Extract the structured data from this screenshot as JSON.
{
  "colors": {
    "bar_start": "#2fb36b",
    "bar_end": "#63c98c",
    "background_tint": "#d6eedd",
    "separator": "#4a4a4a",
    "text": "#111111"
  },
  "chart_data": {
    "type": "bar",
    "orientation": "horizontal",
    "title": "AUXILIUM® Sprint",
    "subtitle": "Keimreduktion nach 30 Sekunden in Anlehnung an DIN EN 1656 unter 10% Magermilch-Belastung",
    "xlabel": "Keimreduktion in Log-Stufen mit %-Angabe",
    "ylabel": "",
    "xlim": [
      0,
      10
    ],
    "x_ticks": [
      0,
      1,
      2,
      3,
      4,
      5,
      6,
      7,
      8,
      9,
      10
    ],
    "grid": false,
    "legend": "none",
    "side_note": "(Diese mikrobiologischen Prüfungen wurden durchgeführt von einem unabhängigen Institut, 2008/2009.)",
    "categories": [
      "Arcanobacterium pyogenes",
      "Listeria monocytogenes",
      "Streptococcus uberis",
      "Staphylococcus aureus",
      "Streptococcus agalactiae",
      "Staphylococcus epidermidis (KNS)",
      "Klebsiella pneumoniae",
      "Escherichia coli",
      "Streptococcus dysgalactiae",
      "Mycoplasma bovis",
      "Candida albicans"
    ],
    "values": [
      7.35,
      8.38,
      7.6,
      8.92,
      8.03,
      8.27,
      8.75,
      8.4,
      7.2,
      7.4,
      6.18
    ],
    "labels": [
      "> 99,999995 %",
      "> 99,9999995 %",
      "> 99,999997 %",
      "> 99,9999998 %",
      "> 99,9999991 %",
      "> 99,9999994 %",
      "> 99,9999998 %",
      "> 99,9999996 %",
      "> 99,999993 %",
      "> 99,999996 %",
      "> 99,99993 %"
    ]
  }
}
* * *
* **ACTION ITEM**:
Repeat all the data, every line exactly.

* **REPLY**:
Extract the structured data from this screenshot as JSON.
{
  "colors": {
    "bar_start": "#2fb36b",
    "bar_end": "#63c98c",
    "background_tint": "#d6eedd",
    "separator": "#4a4a4a",
    "text": "#111111"
  },
  "chart_data": {
    "type": "bar",
    "orientation": "horizontal",
    "title": "AUXILIUM® Sprint",
    "subtitle": "Keimreduktion nach 30 Sekunden in Anlehnung an DIN EN 1656 unter 10% Magermilch-Belastung",
    "xlabel": "Keimreduktion in Log-Stufen mit %-Angabe",
    "ylabel": "",
    "xlim": [
      0,
      10
    ],
    "x_ticks": [
      0,
      1,
      2,
      3,
      4,
      5,
      6,
      7,
      8,
      9,
      10
    ],
    "grid": false,
    "legend": "none",
    "side_note": "(Diese mikrobiologischen Prüfungen wurden durchgeführt von einem unabhängigen Institut, 2008/2009.)",
    "categories": [
      "Arcanobacterium pyogenes",
      "Listeria monocytogenes",
      "Streptococcus uberis",
      "Staphylococcus aureus",
      "Streptococcus agalactiae",
      "Staphylococcus epidermidis (KNS)",
      "Klebsiella pneumoniae",
      "Escherichia coli",
      "Streptococcus dysgalactiae",
      "Mycoplasma bovis",
      "Candida albicans"
    ],
    "values": [
      7.35,
      8.38,
      7.6,
      8.92,
      8.03,
      8.27,
      8.75,
      8.4,
      7.2,
      7.4,
      6.18
    ],
    "labels": [
      "> 99,999995 %",
      "> 99,9999995 %",
      "> 99,999997 %",
      "> 99,9999998 %",
      "> 99,9999991 %",
      "> 99,9999994 %",
      "> 99,9999998 %",
      "> 99,9999996 %",
      "> 99,999993 %",
      "> 99,999996 %",
      "> 99,99993 %"
    ]
  }
}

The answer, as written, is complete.